▶ **WHAT IS EXPECTED**
Locate each line in the records containing "怎样当好支部书记". Copy it.
-- begin INFORMATION SHOWN --
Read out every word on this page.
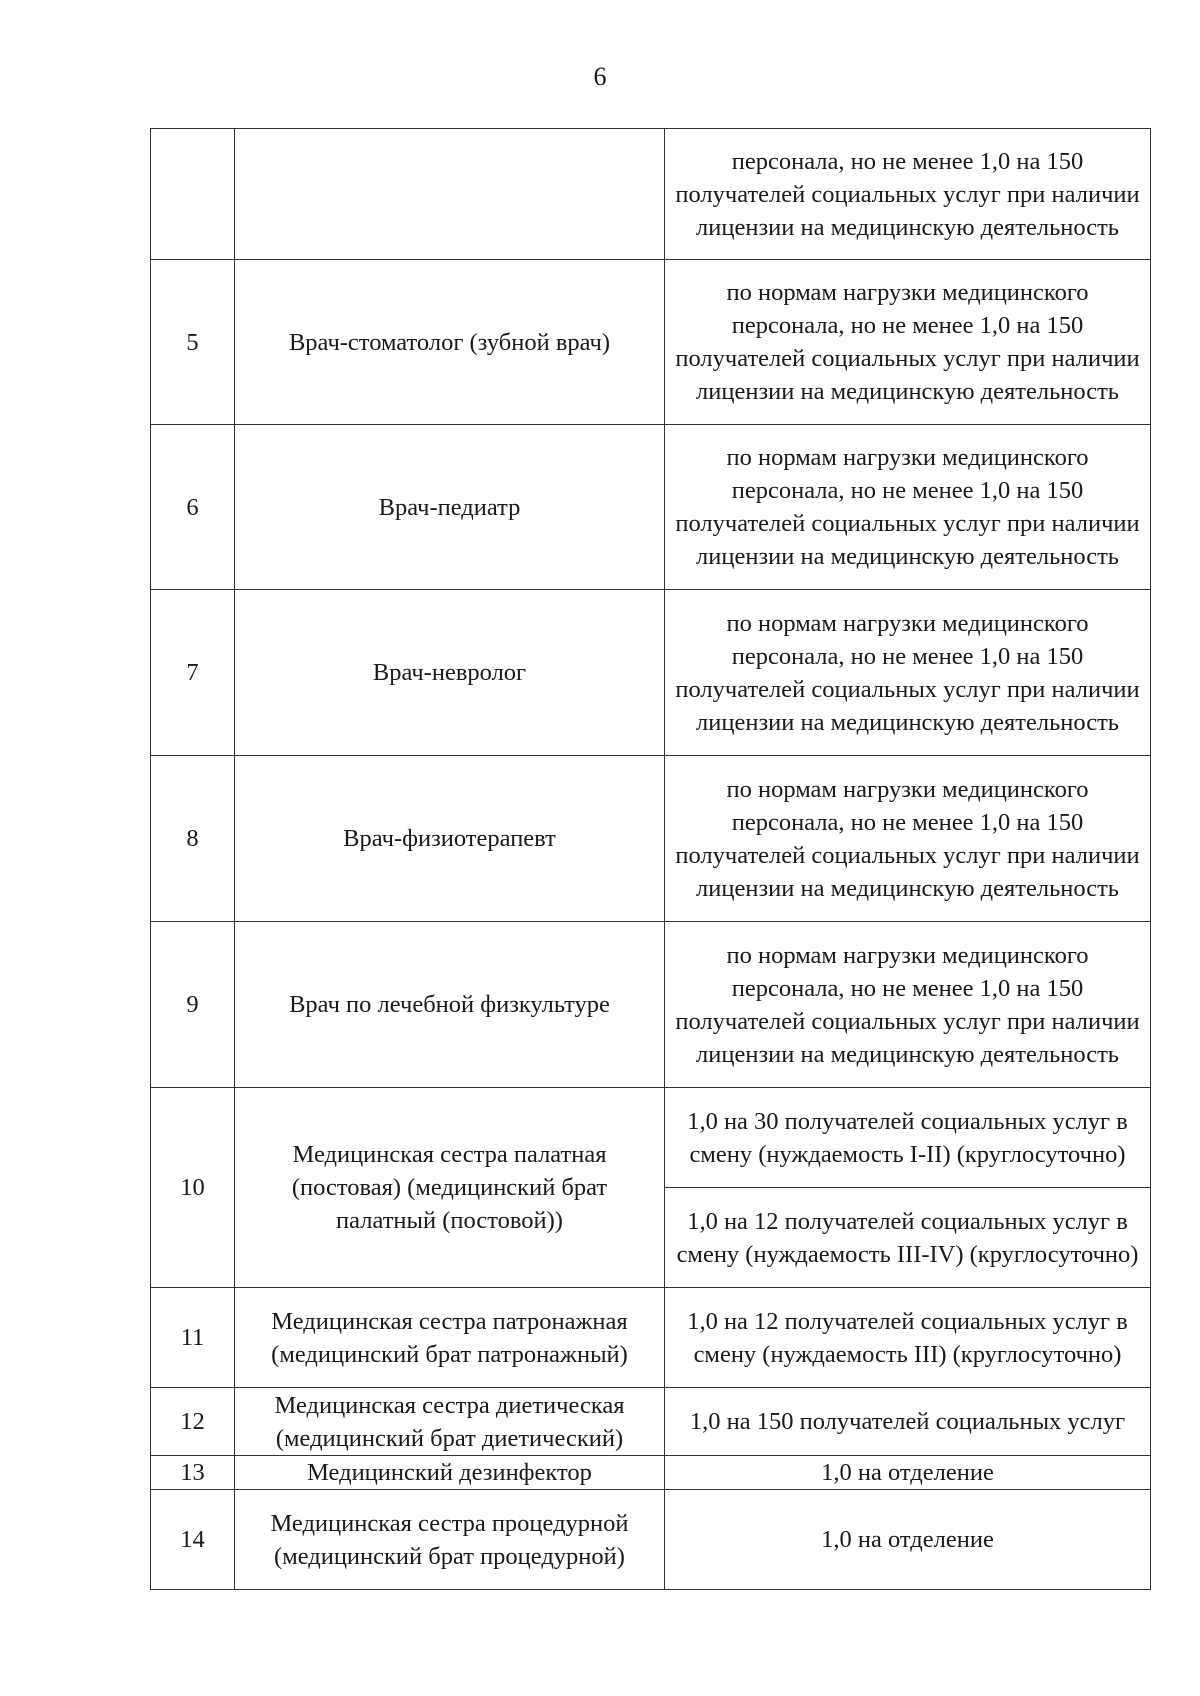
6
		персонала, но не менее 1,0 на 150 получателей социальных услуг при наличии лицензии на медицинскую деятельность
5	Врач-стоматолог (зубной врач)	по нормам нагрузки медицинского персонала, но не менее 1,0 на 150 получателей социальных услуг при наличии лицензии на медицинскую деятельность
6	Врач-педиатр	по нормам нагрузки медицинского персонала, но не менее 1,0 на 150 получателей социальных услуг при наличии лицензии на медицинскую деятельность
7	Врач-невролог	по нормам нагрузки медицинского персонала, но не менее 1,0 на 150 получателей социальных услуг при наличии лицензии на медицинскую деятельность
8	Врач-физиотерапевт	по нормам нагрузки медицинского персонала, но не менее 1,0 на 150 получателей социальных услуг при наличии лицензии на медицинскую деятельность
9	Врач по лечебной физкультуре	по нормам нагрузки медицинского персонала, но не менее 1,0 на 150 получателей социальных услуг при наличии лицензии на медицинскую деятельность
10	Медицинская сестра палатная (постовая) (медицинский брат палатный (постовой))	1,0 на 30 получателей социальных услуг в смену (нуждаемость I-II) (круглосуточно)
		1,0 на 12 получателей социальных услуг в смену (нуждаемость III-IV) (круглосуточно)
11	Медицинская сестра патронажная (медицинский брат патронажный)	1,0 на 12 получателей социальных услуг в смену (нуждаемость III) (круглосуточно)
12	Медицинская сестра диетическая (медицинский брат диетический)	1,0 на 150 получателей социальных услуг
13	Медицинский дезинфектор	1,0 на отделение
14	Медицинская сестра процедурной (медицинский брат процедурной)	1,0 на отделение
-- end INFORMATION SHOWN --
-- begin INFORMATION SHOWN --
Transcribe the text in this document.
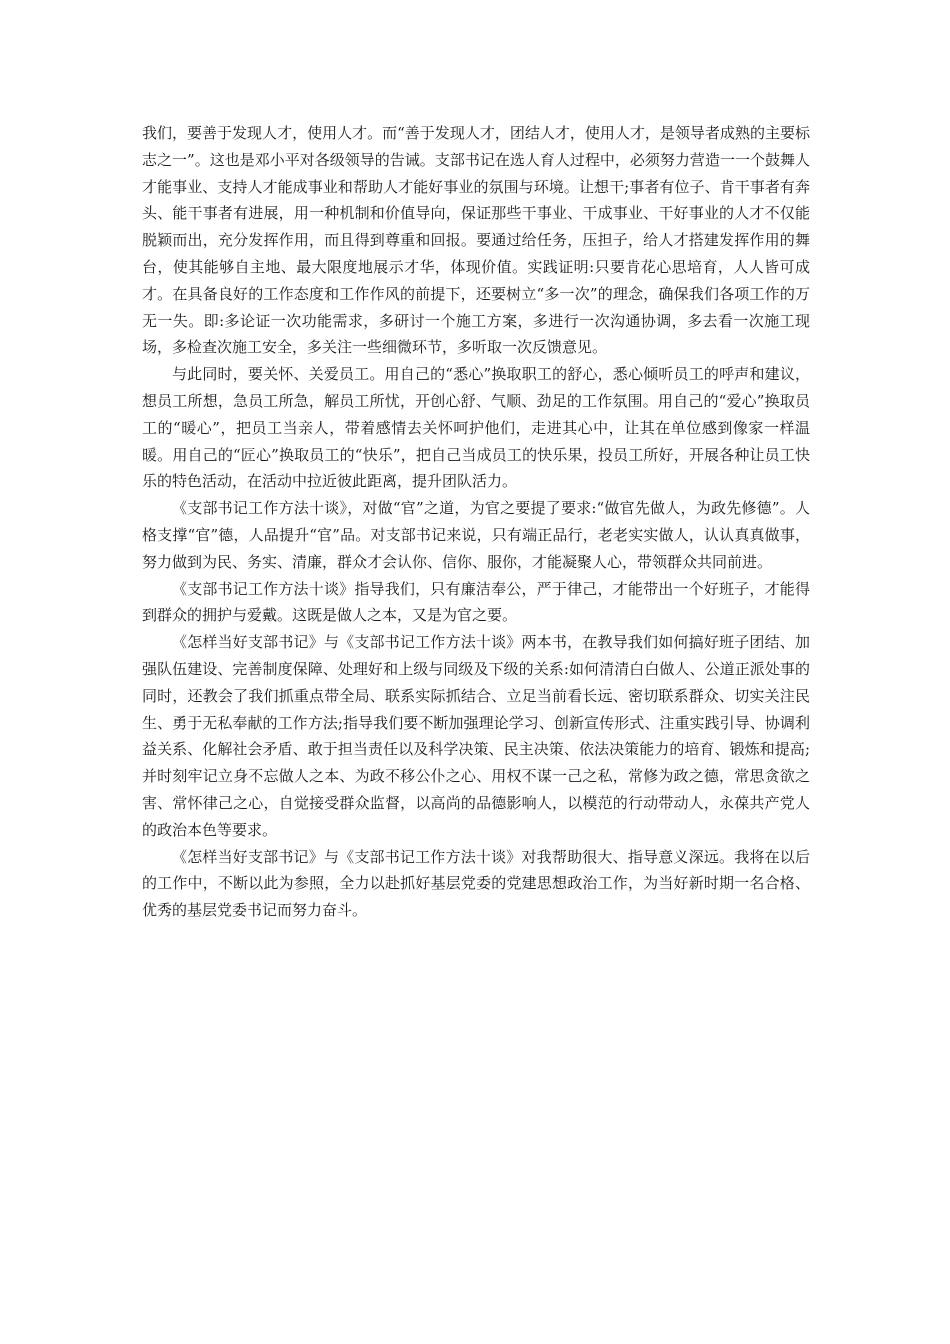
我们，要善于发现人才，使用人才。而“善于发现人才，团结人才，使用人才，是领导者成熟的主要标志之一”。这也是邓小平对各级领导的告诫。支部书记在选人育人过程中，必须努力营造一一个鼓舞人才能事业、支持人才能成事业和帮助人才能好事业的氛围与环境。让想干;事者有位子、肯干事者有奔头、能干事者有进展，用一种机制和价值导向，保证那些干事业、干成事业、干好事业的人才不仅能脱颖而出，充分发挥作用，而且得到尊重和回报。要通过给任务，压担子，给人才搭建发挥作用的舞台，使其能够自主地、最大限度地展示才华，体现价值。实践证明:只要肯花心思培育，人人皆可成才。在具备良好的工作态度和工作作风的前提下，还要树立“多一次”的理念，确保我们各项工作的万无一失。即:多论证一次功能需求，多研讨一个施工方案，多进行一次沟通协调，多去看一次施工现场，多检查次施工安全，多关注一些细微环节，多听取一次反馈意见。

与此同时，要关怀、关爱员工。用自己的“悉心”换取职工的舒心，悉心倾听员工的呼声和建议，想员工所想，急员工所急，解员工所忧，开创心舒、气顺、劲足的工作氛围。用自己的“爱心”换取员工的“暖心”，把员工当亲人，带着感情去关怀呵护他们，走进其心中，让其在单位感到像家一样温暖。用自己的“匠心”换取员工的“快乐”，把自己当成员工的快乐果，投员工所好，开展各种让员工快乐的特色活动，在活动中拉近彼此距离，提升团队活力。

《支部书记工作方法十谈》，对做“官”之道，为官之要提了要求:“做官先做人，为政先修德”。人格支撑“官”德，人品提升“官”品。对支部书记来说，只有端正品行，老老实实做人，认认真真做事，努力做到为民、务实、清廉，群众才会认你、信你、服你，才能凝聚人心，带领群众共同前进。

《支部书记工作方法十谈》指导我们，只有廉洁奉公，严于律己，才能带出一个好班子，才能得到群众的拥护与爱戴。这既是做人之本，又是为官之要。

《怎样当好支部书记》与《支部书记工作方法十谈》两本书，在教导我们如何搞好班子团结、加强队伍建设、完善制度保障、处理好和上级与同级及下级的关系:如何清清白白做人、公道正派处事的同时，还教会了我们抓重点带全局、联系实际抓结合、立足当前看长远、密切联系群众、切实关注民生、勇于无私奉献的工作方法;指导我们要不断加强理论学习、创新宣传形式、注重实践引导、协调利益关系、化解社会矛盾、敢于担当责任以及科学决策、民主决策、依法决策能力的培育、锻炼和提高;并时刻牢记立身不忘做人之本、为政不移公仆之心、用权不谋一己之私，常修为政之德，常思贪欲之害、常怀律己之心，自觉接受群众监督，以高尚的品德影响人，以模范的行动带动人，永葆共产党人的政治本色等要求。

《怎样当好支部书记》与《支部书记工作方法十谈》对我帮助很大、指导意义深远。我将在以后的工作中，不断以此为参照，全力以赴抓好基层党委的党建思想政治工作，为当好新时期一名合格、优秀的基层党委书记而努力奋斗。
-- end INFORMATION SHOWN --
▶ **ANSWER FOR THIS EXERCISE**
《怎样当好支部书记》与《支部书记工作方法十谈》两本书，在教导我们如何搞好班子团结、加强队伍建设、完善制度保障、处理好和上级与同级及下级的关系:如何清清白白做人、公道正派处事的同时，还教会了我们抓重点带全局、联系实际抓结合、立足当前看长远、密切联系群众、切实关注民生、勇于无私奉献的工作方法;指导我们要不断加强理论学习、创新宣传形式、注重实践引导、协调利益关系、化解社会矛盾、敢于担当责任以及科学决策、民主决策、依法决策能力的培育、锻炼和提高;并时刻牢记立身不忘做人之本、为政不移公仆之心、用权不谋一己之私，常修为政之德，常思贪欲之害、常怀律己之心，自觉接受群众监督，以高尚的品德影响人，以模范的行动带动人，永葆共产党人的政治本色等要求。
《怎样当好支部书记》与《支部书记工作方法十谈》对我帮助很大、指导意义深远。我将在以后的工作中，不断以此为参照，全力以赴抓好基层党委的党建思想政治工作，为当好新时期一名合格、优秀的基层党委书记而努力奋斗。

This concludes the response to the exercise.